#### What to produce:
Set down, word for word, the lines from the one holding "Convert this chart" to the final line, both included, and skip the pictures.

(Rows from a figure dataset)
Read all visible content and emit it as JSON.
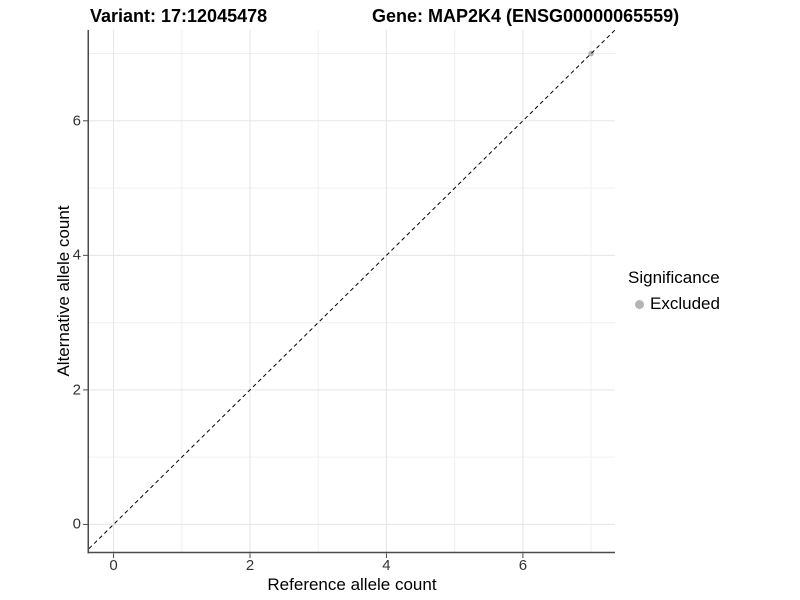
{
  "header": {
    "variant_title": "Variant: 17:12045478",
    "gene_title": "Gene: MAP2K4 (ENSG00000065559)"
  },
  "chart_data": {
    "type": "scatter",
    "title": "Variant: 17:12045478    Gene: MAP2K4 (ENSG00000065559)",
    "xlabel": "Reference allele count",
    "ylabel": "Alternative allele count",
    "xlim": [
      -0.36,
      7.35
    ],
    "ylim": [
      -0.41,
      7.35
    ],
    "x_major_ticks": [
      0,
      2,
      4,
      6
    ],
    "y_major_ticks": [
      0,
      2,
      4,
      6
    ],
    "x_minor_gridlines": [
      1,
      3,
      5,
      7
    ],
    "y_minor_gridlines": [
      1,
      3,
      5,
      7
    ],
    "grid": true,
    "point_radius": 2.8,
    "series": [
      {
        "name": "Excluded",
        "color": "#b5b5b5",
        "points": [
          [
            7,
            7
          ]
        ]
      }
    ],
    "identity_line": {
      "style": "dashed",
      "equation": "y = x",
      "color": "#000000"
    },
    "legend": {
      "title": "Significance",
      "position": "right",
      "items": [
        {
          "label": "Excluded",
          "color": "#b5b5b5"
        }
      ]
    },
    "colors": {
      "background": "#ffffff",
      "panel_background": "#ffffff",
      "grid_major": "#e5e5e5",
      "grid_minor": "#f0f0f0",
      "axis_line": "#4a4a4a",
      "tick_label": "#333333",
      "title_text": "#000000"
    }
  }
}
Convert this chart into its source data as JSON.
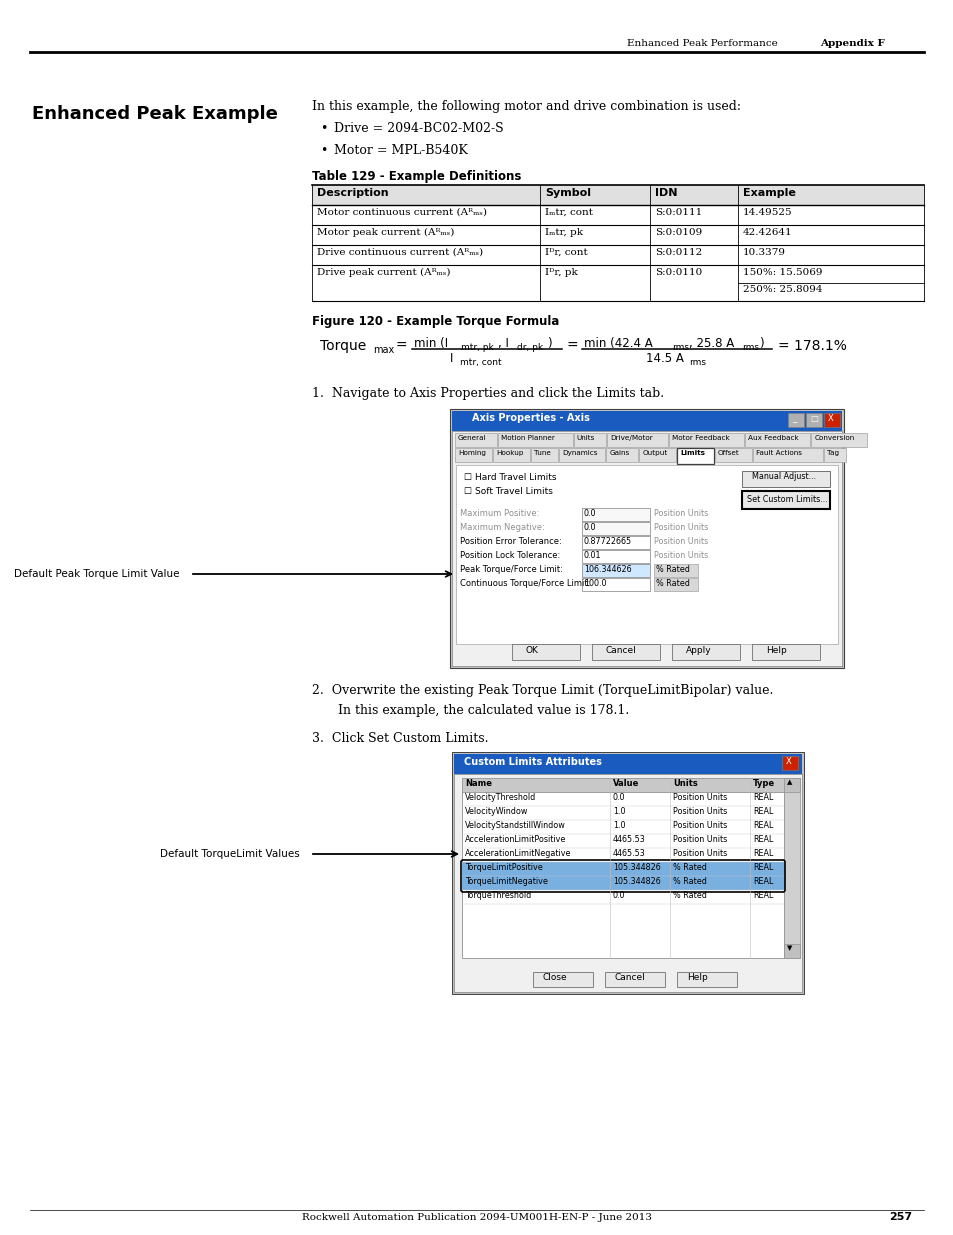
{
  "page_header_left": "Enhanced Peak Performance",
  "page_header_right": "Appendix F",
  "section_title": "Enhanced Peak Example",
  "intro_text": "In this example, the following motor and drive combination is used:",
  "bullet1": "Drive = 2094-BC02-M02-S",
  "bullet2": "Motor = MPL-B540K",
  "table_title": "Table 129 - Example Definitions",
  "table_headers": [
    "Description",
    "Symbol",
    "IDN",
    "Example"
  ],
  "figure_title": "Figure 120 - Example Torque Formula",
  "step1_text": "1.  Navigate to Axis Properties and click the Limits tab.",
  "step2_text": "2.  Overwrite the existing Peak Torque Limit (TorqueLimitBipolar) value.",
  "step2b_text": "In this example, the calculated value is 178.1.",
  "step3_text": "3.  Click Set Custom Limits.",
  "default_label1": "Default Peak Torque Limit Value",
  "default_label2": "Default TorqueLimit Values",
  "page_footer": "Rockwell Automation Publication 2094-UM001H-EN-P - June 2013",
  "page_number": "257",
  "bg_color": "#ffffff"
}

#### Result below:
Convert this chart into its source data as JSON.
{
  "page_header_left": "Enhanced Peak Performance",
  "page_header_right": "Appendix F",
  "section_title": "Enhanced Peak Example",
  "intro_text": "In this example, the following motor and drive combination is used:",
  "bullet1": "Drive = 2094-BC02-M02-S",
  "bullet2": "Motor = MPL-B540K",
  "table_title": "Table 129 - Example Definitions",
  "table_headers": [
    "Description",
    "Symbol",
    "IDN",
    "Example"
  ],
  "figure_title": "Figure 120 - Example Torque Formula",
  "step1_text": "1.  Navigate to Axis Properties and click the Limits tab.",
  "step2_text": "2.  Overwrite the existing Peak Torque Limit (TorqueLimitBipolar) value.",
  "step2b_text": "In this example, the calculated value is 178.1.",
  "step3_text": "3.  Click Set Custom Limits.",
  "default_label1": "Default Peak Torque Limit Value",
  "default_label2": "Default TorqueLimit Values",
  "page_footer": "Rockwell Automation Publication 2094-UM001H-EN-P - June 2013",
  "page_number": "257",
  "bg_color": "#ffffff"
}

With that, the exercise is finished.